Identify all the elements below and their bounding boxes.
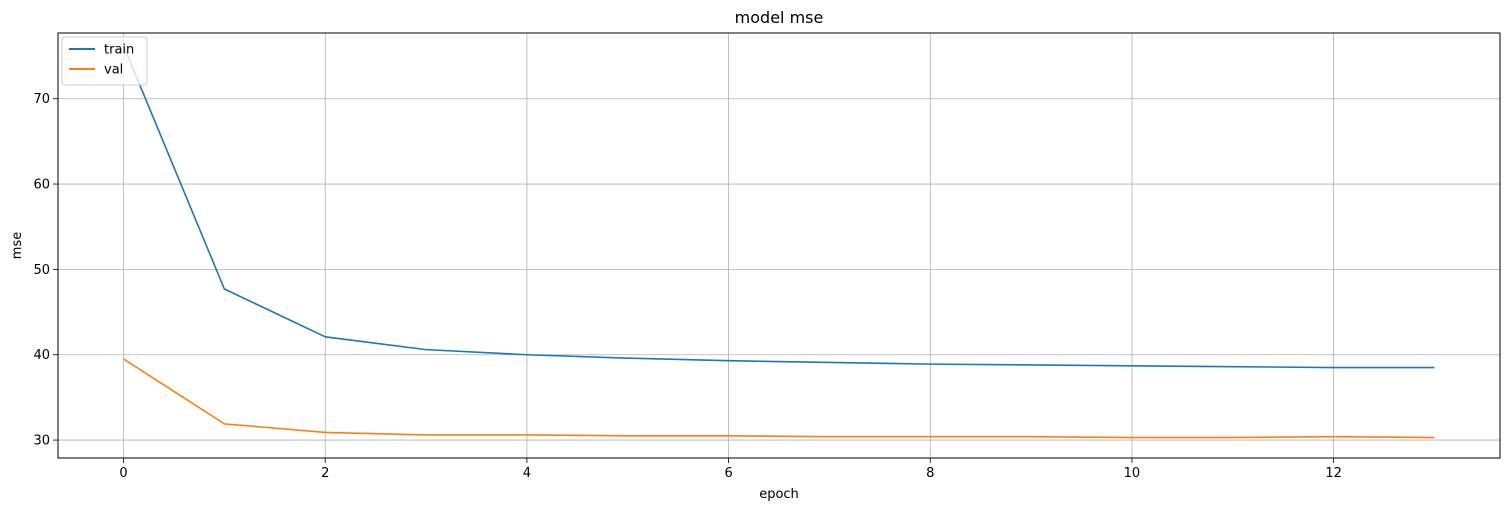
legend-label-train: train xyxy=(104,43,134,58)
series-line-val xyxy=(123,358,1435,439)
plot-frame xyxy=(57,32,1501,459)
x-tick-label: 8 xyxy=(926,466,934,481)
y-tick-label: 50 xyxy=(33,263,50,278)
series-line-train xyxy=(122,45,1435,369)
x-axis-ticks: 0 2 4 6 8 10 12 xyxy=(119,458,1342,481)
x-tick-label: 0 xyxy=(119,466,127,481)
grid-lines xyxy=(58,33,1500,458)
y-tick-label: 30 xyxy=(33,434,50,449)
legend-label-val: val xyxy=(104,63,123,78)
x-tick-label: 12 xyxy=(1325,466,1342,481)
y-tick-label: 60 xyxy=(33,178,50,193)
y-tick-label: 40 xyxy=(33,348,50,363)
x-tick-label: 4 xyxy=(523,466,531,481)
x-tick-label: 10 xyxy=(1124,466,1141,481)
x-axis-label: epoch xyxy=(759,487,799,502)
series-lines xyxy=(122,45,1435,439)
x-tick-label: 6 xyxy=(724,466,732,481)
x-tick-label: 2 xyxy=(321,466,329,481)
y-tick-label: 70 xyxy=(33,92,50,107)
y-axis-ticks: 30 40 50 60 70 xyxy=(33,92,58,449)
chart-title: model mse xyxy=(735,8,824,27)
legend: train val xyxy=(61,36,148,86)
y-axis-label: mse xyxy=(10,232,25,259)
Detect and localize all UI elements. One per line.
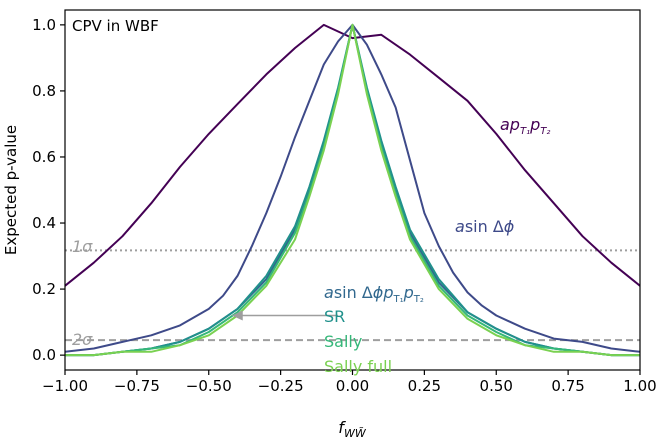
series-line-4: [65, 23, 640, 357]
ref-label-1sigma: 1σ: [72, 237, 93, 256]
ref-label-2sigma: 2σ: [72, 330, 93, 349]
series-line-1: [65, 23, 640, 353]
chart-title: CPV in WBF: [72, 17, 159, 35]
y-axis-title: Expected p-value: [2, 125, 20, 255]
x-tick-label: −1.00: [42, 377, 88, 395]
series-line-5: [65, 23, 640, 357]
axis-ticks: −1.00 −0.75 −0.50 −0.25 0.00 0.25 0.50 0.75 1.00…: [32, 16, 657, 395]
series-label-sally-full: Sally full: [324, 357, 392, 376]
x-tick-label: 0.25: [408, 377, 441, 395]
x-tick-label: −0.25: [258, 377, 304, 395]
series-label-sr: SR: [324, 307, 345, 326]
y-tick-label: 1.0: [32, 16, 56, 34]
plot-frame: [64, 9, 641, 371]
series-line-3: [65, 23, 640, 357]
annotations: [231, 310, 339, 321]
y-tick-label: 0.6: [32, 148, 56, 166]
series-line-0: [65, 23, 640, 287]
arrow-head: [231, 310, 243, 321]
series-label-sally: Sally: [324, 332, 362, 351]
x-tick-label: 1.00: [623, 377, 656, 395]
series-label-asin-pt: asin ΔϕpT₁pT₂: [324, 283, 424, 305]
series-label-asin: asin Δϕ: [455, 217, 515, 236]
y-tick-label: 0.2: [32, 280, 56, 298]
y-tick-label: 0.4: [32, 214, 56, 232]
x-tick-label: −0.75: [114, 377, 160, 395]
series-line-2: [65, 23, 640, 357]
y-tick-label: 0.8: [32, 82, 56, 100]
x-tick-label: 0.50: [480, 377, 513, 395]
y-tick-label: 0.0: [32, 346, 56, 364]
series-lines: [65, 23, 640, 357]
x-tick-label: 0.00: [336, 377, 369, 395]
x-tick-label: −0.50: [186, 377, 232, 395]
reference-lines: [65, 249, 640, 342]
x-tick-label: 0.75: [551, 377, 584, 395]
series-label-apt: apT₁pT₂: [500, 115, 550, 137]
x-axis-title: fWW̃: [338, 418, 367, 440]
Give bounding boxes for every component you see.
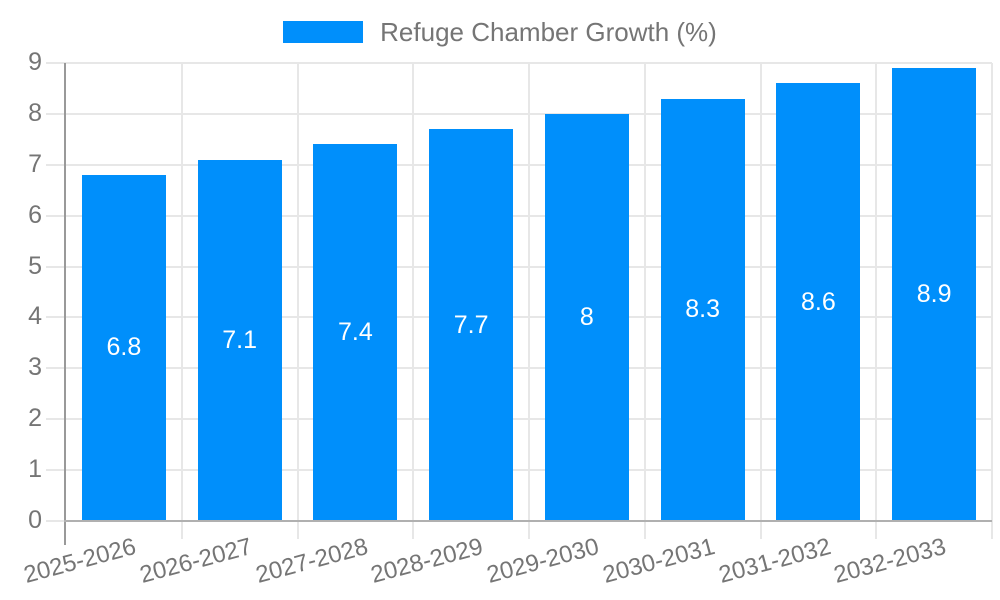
bar-value-label: 7.7 [453,310,489,339]
bar[interactable]: 8.6 [776,83,861,521]
bar[interactable]: 7.1 [197,159,282,521]
y-tick [46,316,66,319]
bar[interactable]: 8 [544,113,629,521]
bar[interactable]: 7.4 [313,144,398,521]
v-gridline [759,63,762,539]
x-axis-label-text: 2026-2027 [136,533,255,589]
bar-value-label: 8.9 [916,280,952,309]
y-tick [46,418,66,421]
x-axis-label-text: 2027-2028 [252,533,371,589]
legend[interactable]: Refuge Chamber Growth (%) [0,17,1000,47]
y-tick [46,469,66,472]
x-axis-label-text: 2032-2033 [831,533,950,589]
y-tick [46,62,66,64]
v-gridline [412,63,415,539]
y-axis-label: 4 [28,302,42,331]
y-tick [46,367,66,370]
x-axis-label-text: 2025-2026 [21,533,139,589]
bar[interactable]: 6.8 [81,174,166,521]
bar-value-label: 8 [579,302,594,331]
x-axis-label-text: 2029-2030 [484,533,602,589]
bar-value-label: 8.3 [685,295,720,324]
x-axis-label-text: 2028-2029 [368,533,487,589]
y-axis-label: 8 [28,98,42,127]
bar-value-label: 7.1 [222,325,257,354]
v-gridline [991,63,993,539]
y-axis-label: 6 [28,200,42,229]
bar-value-label: 7.4 [337,318,373,347]
bar-value-label: 8.6 [800,287,836,316]
y-axis-label: 7 [28,149,42,178]
v-gridline [528,63,530,539]
x-axis-line [64,520,992,522]
x-axis-label-text: 2031-2032 [715,533,834,589]
y-axis-line [64,63,66,545]
y-axis-label: 0 [28,505,42,534]
y-axis-label: 3 [28,353,42,382]
legend-label: Refuge Chamber Growth (%) [380,17,717,47]
y-tick [46,163,66,166]
y-tick [46,520,66,522]
v-gridline [180,63,183,539]
bar[interactable]: 8.3 [660,98,745,521]
legend-swatch-icon [283,21,364,43]
y-tick [46,112,66,115]
v-gridline [875,63,878,539]
y-axis-label: 5 [28,251,42,280]
y-tick [46,265,66,268]
x-axis-label-text: 2030-2031 [599,533,718,589]
y-tick [46,214,66,217]
bar[interactable]: 7.7 [429,129,514,521]
y-axis-label: 9 [28,47,42,76]
v-gridline [643,63,646,539]
bar-value-label: 6.8 [106,333,142,362]
y-axis-label: 1 [28,455,42,484]
y-axis-label: 2 [28,404,42,433]
v-gridline [296,63,299,539]
bar[interactable]: 8.9 [892,68,977,521]
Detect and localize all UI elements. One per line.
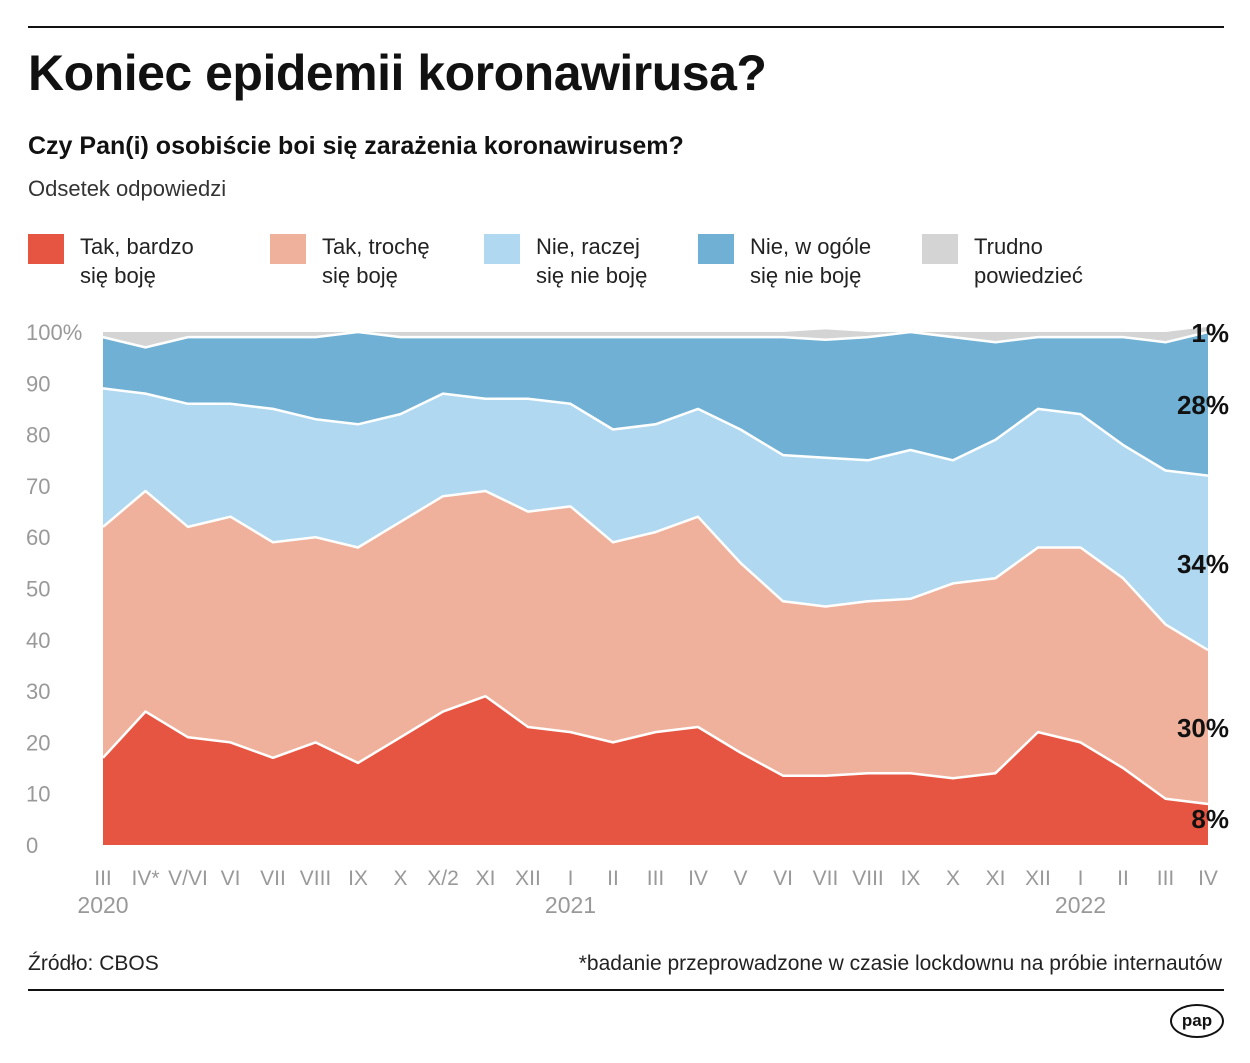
- x-tick-label: IV: [1198, 867, 1218, 890]
- chart-subtitle: Czy Pan(i) osobiście boi się zarażenia k…: [28, 132, 684, 160]
- y-tick-label: 100%: [26, 320, 82, 345]
- footnote-text: *badanie przeprowadzone w czasie lockdow…: [578, 952, 1222, 975]
- x-tick-label: III: [647, 867, 665, 890]
- y-tick-label: 10: [26, 782, 50, 807]
- series-boundary-line: [102, 387, 1209, 477]
- x-tick-label: VII: [813, 867, 839, 890]
- x-tick-label: XI: [986, 867, 1006, 890]
- series-boundary-line: [102, 489, 1209, 652]
- area-1: [103, 696, 1208, 845]
- x-tick-label: III: [1157, 867, 1175, 890]
- legend-label: się boję: [80, 263, 156, 288]
- y-tick-label: 40: [26, 628, 50, 653]
- x-tick-label: I: [568, 867, 574, 890]
- y-tick-label: 0: [26, 833, 38, 858]
- x-tick-label: II: [607, 867, 619, 890]
- x-tick-label: II: [1117, 867, 1129, 890]
- legend-item-nie-w-ogole: Nie, w ogóle się nie boję: [698, 232, 910, 290]
- area-5: [103, 326, 1208, 348]
- pap-logo: pap: [1170, 1004, 1224, 1038]
- x-tick-label: IX: [348, 867, 368, 890]
- legend-swatch: [484, 234, 520, 264]
- legend-label: Trudno: [974, 234, 1043, 259]
- y-tick-label: 50: [26, 577, 50, 602]
- bottom-rule: [28, 989, 1224, 991]
- top-rule: [28, 26, 1224, 28]
- legend-swatch: [28, 234, 64, 264]
- legend-label: się boję: [322, 263, 398, 288]
- area-3: [103, 388, 1208, 651]
- x-tick-label: VI: [221, 867, 241, 890]
- y-tick-label: 60: [26, 525, 50, 550]
- series-boundary-line: [102, 694, 1209, 806]
- year-label: 2020: [77, 892, 128, 918]
- legend-item-nie-raczej: Nie, raczej się nie boję: [484, 232, 696, 290]
- end-value-label: 30%: [1177, 713, 1229, 743]
- x-tick-label: XII: [1025, 867, 1051, 890]
- x-tick-label: IV*: [131, 867, 159, 890]
- x-tick-label: IX: [901, 867, 921, 890]
- legend-item-tak-troche: Tak, trochę się boję: [270, 232, 482, 290]
- x-tick-label: VIII: [300, 867, 332, 890]
- end-value-label: 28%: [1177, 390, 1229, 420]
- x-tick-label: X/2: [427, 867, 459, 890]
- y-tick-label: 30: [26, 679, 50, 704]
- legend-swatch: [922, 234, 958, 264]
- y-tick-label: 20: [26, 730, 50, 755]
- x-tick-label: III: [94, 867, 112, 890]
- legend-swatch: [698, 234, 734, 264]
- legend-swatch: [270, 234, 306, 264]
- legend-item-tak-bardzo: Tak, bardzo się boję: [28, 232, 240, 290]
- x-tick-label: X: [393, 867, 407, 890]
- page-title: Koniec epidemii koronawirusa?: [28, 45, 767, 101]
- y-tick-label: 70: [26, 474, 50, 499]
- x-tick-label: X: [946, 867, 960, 890]
- x-tick-label: VIII: [852, 867, 884, 890]
- year-label: 2021: [545, 892, 596, 918]
- x-tick-label: V: [733, 867, 747, 890]
- x-tick-label: I: [1078, 867, 1084, 890]
- x-tick-label: VII: [260, 867, 286, 890]
- end-value-label: 8%: [1191, 804, 1229, 834]
- legend-label: Nie, w ogóle: [750, 234, 872, 259]
- x-tick-label: V/VI: [168, 867, 208, 890]
- legend-label: powiedzieć: [974, 263, 1083, 288]
- legend-label: Tak, trochę: [322, 234, 430, 259]
- legend-label: Nie, raczej: [536, 234, 640, 259]
- legend-label: się nie boję: [750, 263, 862, 288]
- x-tick-label: VI: [773, 867, 793, 890]
- legend-label: się nie boję: [536, 263, 648, 288]
- y-tick-label: 80: [26, 423, 50, 448]
- year-label: 2022: [1055, 892, 1106, 918]
- x-tick-label: XI: [476, 867, 496, 890]
- source-text: Źródło: CBOS: [28, 952, 159, 975]
- area-4: [103, 332, 1208, 476]
- y-tick-label: 90: [26, 371, 50, 396]
- legend-label: Tak, bardzo: [80, 234, 194, 259]
- end-value-label: 34%: [1177, 549, 1229, 579]
- x-tick-label: XII: [515, 867, 541, 890]
- unit-label: Odsetek odpowiedzi: [28, 176, 227, 201]
- end-value-label: 1%: [1191, 318, 1229, 348]
- series-boundary-line: [102, 330, 1209, 349]
- x-tick-label: IV: [688, 867, 708, 890]
- legend-item-trudno: Trudno powiedzieć: [922, 232, 1134, 290]
- area-2: [103, 491, 1208, 804]
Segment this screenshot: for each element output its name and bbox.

=-=-=

### INSTRUCTIONS TO FOLLOW
Lay out everything from the line containing "series-line-4: [65, 23, 640, 357]" down to the line containing "Give bounding boxes" as a Markdown table with the columns "Row" and "Entry", numbering each line and leaving out blank lines.

### RESULT FOR THIS EXERCISE
| Row | Entry |
|---|---|
| 1 | series-line-4: [65, 23, 640, 357] |
| 2 | ref-label-1sigma: 1σ: [72, 237, 93, 256] |
| 3 | ref-label-2sigma: 2σ: [72, 330, 93, 349] |
| 4 | series-line-1: [65, 23, 640, 353] |
| 5 | chart-title: CPV in WBF: [72, 17, 159, 35] |
| 6 | y-axis-title: Expected p-value: [2, 125, 20, 255] |
| 7 | x-tick-label: −1.00: [42, 377, 88, 395] |
| 8 | series-line-5: [65, 23, 640, 357] |
| 9 | axis-ticks: −1.00 −0.75 −0.50 −0.25 0.00 0.25 0.50 0.75 1.00…: [32, 16, 657, 395] |
| 10 | series-label-sally-full: Sally full: [324, 357, 392, 376] |
| 11 | x-tick-label: 0.25: [408, 377, 441, 395] |
| 12 | x-tick-label: −0.25: [258, 377, 304, 395] |
| 13 | series-label-sr: SR: [324, 307, 345, 326] |
| 14 | y-tick-label: 1.0: [32, 16, 56, 34] |
| 15 | plot-frame: [64, 9, 641, 371] |
| 16 | series-line-3: [65, 23, 640, 357] |
| 17 | annotations: [231, 310, 339, 321] |
| 18 | y-tick-label: 0.6: [32, 148, 56, 166] |
| 19 | series-line-0: [65, 23, 640, 287] |
| 20 | arrow-head: [231, 310, 243, 321] |
| 21 | series-label-sally: Sally: [324, 332, 362, 351] |
| 22 | x-tick-label: 1.00: [623, 377, 656, 395] |
| 23 | series-label-asin-pt: asin ΔϕpT₁pT₂: [324, 283, 424, 305] |
| 24 | series-label-asin: asin Δϕ: [455, 217, 515, 236] |
| 25 | y-tick-label: 0.2: [32, 280, 56, 298] |
| 26 | y-tick-label: 0.4: [32, 214, 56, 232] |
| 27 | x-tick-label: −0.75: [114, 377, 160, 395] |
| 28 | series-line-2: [65, 23, 640, 357] |
| 29 | y-tick-label: 0.8: [32, 82, 56, 100] |
| 30 | x-tick-label: 0.50: [480, 377, 513, 395] |
| 31 | y-tick-label: 0.0: [32, 346, 56, 364] |
| 32 | series-lines: [65, 23, 640, 357] |
| 33 | x-tick-label: 0.00: [336, 377, 369, 395] |
| 34 | x-tick-label: −0.50: [186, 377, 232, 395] |
| 35 | reference-lines: [65, 249, 640, 342] |
| 36 | x-tick-label: 0.75: [551, 377, 584, 395] |
| 37 | series-label-apt: apT₁pT₂: [500, 115, 550, 137] |
| 38 | x-axis-title: fWW̃: [338, 418, 367, 440] |
| 39 | Give bounding boxes for every component you see. |